____ DATA TO PROCESS

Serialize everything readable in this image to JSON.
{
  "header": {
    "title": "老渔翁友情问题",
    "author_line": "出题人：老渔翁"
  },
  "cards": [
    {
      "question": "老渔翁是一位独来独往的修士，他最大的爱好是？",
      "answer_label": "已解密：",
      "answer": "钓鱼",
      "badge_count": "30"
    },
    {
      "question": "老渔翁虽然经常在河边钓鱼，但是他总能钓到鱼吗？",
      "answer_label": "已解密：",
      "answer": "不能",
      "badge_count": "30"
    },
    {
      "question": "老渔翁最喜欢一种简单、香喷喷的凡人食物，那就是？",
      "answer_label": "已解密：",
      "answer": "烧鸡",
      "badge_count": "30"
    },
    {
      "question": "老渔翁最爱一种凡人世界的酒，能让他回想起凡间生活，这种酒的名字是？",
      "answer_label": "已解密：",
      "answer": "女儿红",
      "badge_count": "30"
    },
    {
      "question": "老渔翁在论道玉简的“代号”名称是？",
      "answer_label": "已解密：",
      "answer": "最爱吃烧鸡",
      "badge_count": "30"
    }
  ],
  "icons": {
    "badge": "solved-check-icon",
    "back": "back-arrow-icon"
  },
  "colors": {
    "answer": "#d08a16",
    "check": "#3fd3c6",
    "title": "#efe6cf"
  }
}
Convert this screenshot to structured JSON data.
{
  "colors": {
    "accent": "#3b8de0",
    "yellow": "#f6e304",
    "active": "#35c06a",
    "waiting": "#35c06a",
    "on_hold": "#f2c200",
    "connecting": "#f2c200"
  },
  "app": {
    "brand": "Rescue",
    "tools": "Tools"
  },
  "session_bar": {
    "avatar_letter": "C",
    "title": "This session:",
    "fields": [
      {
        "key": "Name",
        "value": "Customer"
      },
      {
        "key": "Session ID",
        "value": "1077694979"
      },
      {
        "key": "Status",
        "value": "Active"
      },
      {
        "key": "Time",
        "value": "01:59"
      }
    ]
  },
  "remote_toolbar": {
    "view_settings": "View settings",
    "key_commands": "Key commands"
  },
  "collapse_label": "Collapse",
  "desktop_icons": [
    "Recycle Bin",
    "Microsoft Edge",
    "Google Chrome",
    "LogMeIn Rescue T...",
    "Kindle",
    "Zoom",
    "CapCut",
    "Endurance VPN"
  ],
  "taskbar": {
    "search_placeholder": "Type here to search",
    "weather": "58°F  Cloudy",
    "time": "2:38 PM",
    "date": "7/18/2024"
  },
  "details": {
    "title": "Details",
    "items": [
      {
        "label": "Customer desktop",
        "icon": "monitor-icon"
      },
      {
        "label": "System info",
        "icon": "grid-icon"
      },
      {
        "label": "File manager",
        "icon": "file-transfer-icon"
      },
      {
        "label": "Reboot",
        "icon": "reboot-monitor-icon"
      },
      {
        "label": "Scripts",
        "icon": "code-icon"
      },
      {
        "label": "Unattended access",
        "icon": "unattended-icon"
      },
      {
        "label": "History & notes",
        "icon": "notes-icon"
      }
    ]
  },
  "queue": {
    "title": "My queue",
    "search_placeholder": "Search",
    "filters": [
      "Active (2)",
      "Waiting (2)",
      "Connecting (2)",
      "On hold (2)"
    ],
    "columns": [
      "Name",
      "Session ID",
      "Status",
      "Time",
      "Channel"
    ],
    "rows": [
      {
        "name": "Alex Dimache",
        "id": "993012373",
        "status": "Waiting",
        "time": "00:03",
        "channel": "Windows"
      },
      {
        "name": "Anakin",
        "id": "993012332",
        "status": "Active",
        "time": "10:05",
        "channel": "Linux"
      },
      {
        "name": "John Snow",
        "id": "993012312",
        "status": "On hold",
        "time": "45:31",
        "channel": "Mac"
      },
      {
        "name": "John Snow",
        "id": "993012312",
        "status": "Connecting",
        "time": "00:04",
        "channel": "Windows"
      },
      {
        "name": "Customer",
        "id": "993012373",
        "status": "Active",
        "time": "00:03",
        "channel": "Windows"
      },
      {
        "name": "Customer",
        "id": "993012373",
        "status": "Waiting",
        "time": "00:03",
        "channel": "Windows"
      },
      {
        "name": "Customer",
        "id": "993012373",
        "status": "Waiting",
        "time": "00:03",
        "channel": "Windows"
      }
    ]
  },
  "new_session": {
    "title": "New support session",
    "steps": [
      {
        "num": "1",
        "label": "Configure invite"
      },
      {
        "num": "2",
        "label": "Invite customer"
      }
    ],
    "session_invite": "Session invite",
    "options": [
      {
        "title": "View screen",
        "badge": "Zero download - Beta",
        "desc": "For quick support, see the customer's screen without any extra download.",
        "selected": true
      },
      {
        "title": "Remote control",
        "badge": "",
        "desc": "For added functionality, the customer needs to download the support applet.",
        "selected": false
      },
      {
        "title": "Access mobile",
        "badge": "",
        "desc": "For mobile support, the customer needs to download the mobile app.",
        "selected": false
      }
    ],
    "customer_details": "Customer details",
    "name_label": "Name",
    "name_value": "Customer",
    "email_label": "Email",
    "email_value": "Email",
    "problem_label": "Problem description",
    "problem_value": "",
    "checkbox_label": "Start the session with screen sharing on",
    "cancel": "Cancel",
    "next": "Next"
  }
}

________

→ **REQUEST**
From the data above, extract every line in its exact form.

→ **ANSWER IN FULL**
Serialize everything readable in this image to JSON.
{
  "header": {
    "title": "老渔翁友情问题",
    "author_line": "出题人：老渔翁"
  },
  "cards": [
    {
      "question": "老渔翁是一位独来独往的修士，他最大的爱好是？",
      "answer_label": "已解密：",
      "answer": "钓鱼",
      "badge_count": "30"
    },
    {
      "question": "老渔翁虽然经常在河边钓鱼，但是他总能钓到鱼吗？",
      "answer_label": "已解密：",
      "answer": "不能",
      "badge_count": "30"
    },
    {
      "question": "老渔翁最喜欢一种简单、香喷喷的凡人食物，那就是？",
      "answer_label": "已解密：",
      "answer": "烧鸡",
      "badge_count": "30"
    },
    {
      "question": "老渔翁最爱一种凡人世界的酒，能让他回想起凡间生活，这种酒的名字是？",
      "answer_label": "已解密：",
      "answer": "女儿红",
      "badge_count": "30"
    },
    {
      "question": "老渔翁在论道玉简的“代号”名称是？",
      "answer_label": "已解密：",
      "answer": "最爱吃烧鸡",
      "badge_count": "30"
    }
  ],
  "icons": {
    "badge": "solved-check-icon",
    "back": "back-arrow-icon"
  },
  "colors": {
    "answer": "#d08a16",
    "check": "#3fd3c6",
    "title": "#efe6cf"
  }
}
Convert this screenshot to structured JSON data.
{
  "colors": {
    "accent": "#3b8de0",
    "yellow": "#f6e304",
    "active": "#35c06a",
    "waiting": "#35c06a",
    "on_hold": "#f2c200",
    "connecting": "#f2c200"
  },
  "app": {
    "brand": "Rescue",
    "tools": "Tools"
  },
  "session_bar": {
    "avatar_letter": "C",
    "title": "This session:",
    "fields": [
      {
        "key": "Name",
        "value": "Customer"
      },
      {
        "key": "Session ID",
        "value": "1077694979"
      },
      {
        "key": "Status",
        "value": "Active"
      },
      {
        "key": "Time",
        "value": "01:59"
      }
    ]
  },
  "remote_toolbar": {
    "view_settings": "View settings",
    "key_commands": "Key commands"
  },
  "collapse_label": "Collapse",
  "desktop_icons": [
    "Recycle Bin",
    "Microsoft Edge",
    "Google Chrome",
    "LogMeIn Rescue T...",
    "Kindle",
    "Zoom",
    "CapCut",
    "Endurance VPN"
  ],
  "taskbar": {
    "search_placeholder": "Type here to search",
    "weather": "58°F  Cloudy",
    "time": "2:38 PM",
    "date": "7/18/2024"
  },
  "details": {
    "title": "Details",
    "items": [
      {
        "label": "Customer desktop",
        "icon": "monitor-icon"
      },
      {
        "label": "System info",
        "icon": "grid-icon"
      },
      {
        "label": "File manager",
        "icon": "file-transfer-icon"
      },
      {
        "label": "Reboot",
        "icon": "reboot-monitor-icon"
      },
      {
        "label": "Scripts",
        "icon": "code-icon"
      },
      {
        "label": "Unattended access",
        "icon": "unattended-icon"
      },
      {
        "label": "History & notes",
        "icon": "notes-icon"
      }
    ]
  },
  "queue": {
    "title": "My queue",
    "search_placeholder": "Search",
    "filters": [
      "Active (2)",
      "Waiting (2)",
      "Connecting (2)",
      "On hold (2)"
    ],
    "columns": [
      "Name",
      "Session ID",
      "Status",
      "Time",
      "Channel"
    ],
    "rows": [
      {
        "name": "Alex Dimache",
        "id": "993012373",
        "status": "Waiting",
        "time": "00:03",
        "channel": "Windows"
      },
      {
        "name": "Anakin",
        "id": "993012332",
        "status": "Active",
        "time": "10:05",
        "channel": "Linux"
      },
      {
        "name": "John Snow",
        "id": "993012312",
        "status": "On hold",
        "time": "45:31",
        "channel": "Mac"
      },
      {
        "name": "John Snow",
        "id": "993012312",
        "status": "Connecting",
        "time": "00:04",
        "channel": "Windows"
      },
      {
        "name": "Customer",
        "id": "993012373",
        "status": "Active",
        "time": "00:03",
        "channel": "Windows"
      },
      {
        "name": "Customer",
        "id": "993012373",
        "status": "Waiting",
        "time": "00:03",
        "channel": "Windows"
      },
      {
        "name": "Customer",
        "id": "993012373",
        "status": "Waiting",
        "time": "00:03",
        "channel": "Windows"
      }
    ]
  },
  "new_session": {
    "title": "New support session",
    "steps": [
      {
        "num": "1",
        "label": "Configure invite"
      },
      {
        "num": "2",
        "label": "Invite customer"
      }
    ],
    "session_invite": "Session invite",
    "options": [
      {
        "title": "View screen",
        "badge": "Zero download - Beta",
        "desc": "For quick support, see the customer's screen without any extra download.",
        "selected": true
      },
      {
        "title": "Remote control",
        "badge": "",
        "desc": "For added functionality, the customer needs to download the support applet.",
        "selected": false
      },
      {
        "title": "Access mobile",
        "badge": "",
        "desc": "For mobile support, the customer needs to download the mobile app.",
        "selected": false
      }
    ],
    "customer_details": "Customer details",
    "name_label": "Name",
    "name_value": "Customer",
    "email_label": "Email",
    "email_value": "Email",
    "problem_label": "Problem description",
    "problem_value": "",
    "checkbox_label": "Start the session with screen sharing on",
    "cancel": "Cancel",
    "next": "Next"
  }
}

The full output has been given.